(Stored entries)
++++++++++++++++++++
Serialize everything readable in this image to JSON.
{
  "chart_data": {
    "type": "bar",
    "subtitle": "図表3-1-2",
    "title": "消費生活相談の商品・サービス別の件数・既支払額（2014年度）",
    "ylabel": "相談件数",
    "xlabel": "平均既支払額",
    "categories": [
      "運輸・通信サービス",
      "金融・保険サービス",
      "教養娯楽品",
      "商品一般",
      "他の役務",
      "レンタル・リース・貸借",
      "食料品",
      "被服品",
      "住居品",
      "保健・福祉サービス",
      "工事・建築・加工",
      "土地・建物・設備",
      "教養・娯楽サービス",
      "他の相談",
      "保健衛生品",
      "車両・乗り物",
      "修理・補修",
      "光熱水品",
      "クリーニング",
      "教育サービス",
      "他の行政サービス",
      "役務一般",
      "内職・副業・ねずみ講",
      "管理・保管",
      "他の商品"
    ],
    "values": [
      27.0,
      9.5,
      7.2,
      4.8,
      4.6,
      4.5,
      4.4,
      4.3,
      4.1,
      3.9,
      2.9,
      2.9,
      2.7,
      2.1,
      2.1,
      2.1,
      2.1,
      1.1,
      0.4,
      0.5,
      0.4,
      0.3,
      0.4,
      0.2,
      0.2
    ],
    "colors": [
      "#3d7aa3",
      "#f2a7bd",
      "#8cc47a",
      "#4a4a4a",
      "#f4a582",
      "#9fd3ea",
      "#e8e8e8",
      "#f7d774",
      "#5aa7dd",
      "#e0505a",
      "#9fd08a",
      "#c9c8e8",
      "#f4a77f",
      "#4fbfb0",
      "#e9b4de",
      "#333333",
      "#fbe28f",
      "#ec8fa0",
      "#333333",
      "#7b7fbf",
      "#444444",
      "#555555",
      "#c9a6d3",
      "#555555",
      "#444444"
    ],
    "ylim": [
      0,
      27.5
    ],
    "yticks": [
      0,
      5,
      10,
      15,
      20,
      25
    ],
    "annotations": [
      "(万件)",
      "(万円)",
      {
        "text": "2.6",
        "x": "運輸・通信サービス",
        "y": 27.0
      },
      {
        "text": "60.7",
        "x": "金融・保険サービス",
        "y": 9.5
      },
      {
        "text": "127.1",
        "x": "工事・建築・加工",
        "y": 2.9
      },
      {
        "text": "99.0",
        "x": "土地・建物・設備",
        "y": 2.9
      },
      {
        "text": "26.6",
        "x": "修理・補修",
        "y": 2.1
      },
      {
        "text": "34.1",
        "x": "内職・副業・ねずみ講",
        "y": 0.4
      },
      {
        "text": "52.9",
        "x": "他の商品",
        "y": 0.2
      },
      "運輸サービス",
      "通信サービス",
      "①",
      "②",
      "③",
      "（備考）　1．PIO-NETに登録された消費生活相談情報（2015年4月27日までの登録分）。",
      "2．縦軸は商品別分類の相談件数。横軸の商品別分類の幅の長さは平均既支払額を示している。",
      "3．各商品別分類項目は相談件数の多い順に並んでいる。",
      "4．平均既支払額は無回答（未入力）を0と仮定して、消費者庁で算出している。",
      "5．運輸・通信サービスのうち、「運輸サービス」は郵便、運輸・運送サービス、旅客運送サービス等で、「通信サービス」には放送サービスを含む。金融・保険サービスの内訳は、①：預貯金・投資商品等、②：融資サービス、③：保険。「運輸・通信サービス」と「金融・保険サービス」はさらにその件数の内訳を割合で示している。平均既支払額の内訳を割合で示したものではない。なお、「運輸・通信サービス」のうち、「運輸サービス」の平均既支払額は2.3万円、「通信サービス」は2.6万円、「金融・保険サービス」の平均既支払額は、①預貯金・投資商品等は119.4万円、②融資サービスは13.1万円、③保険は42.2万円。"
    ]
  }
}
++++++++++++++++++++
Work instructions: Only the number is needed here: how many lines of the records contain "text"?

Written response: 7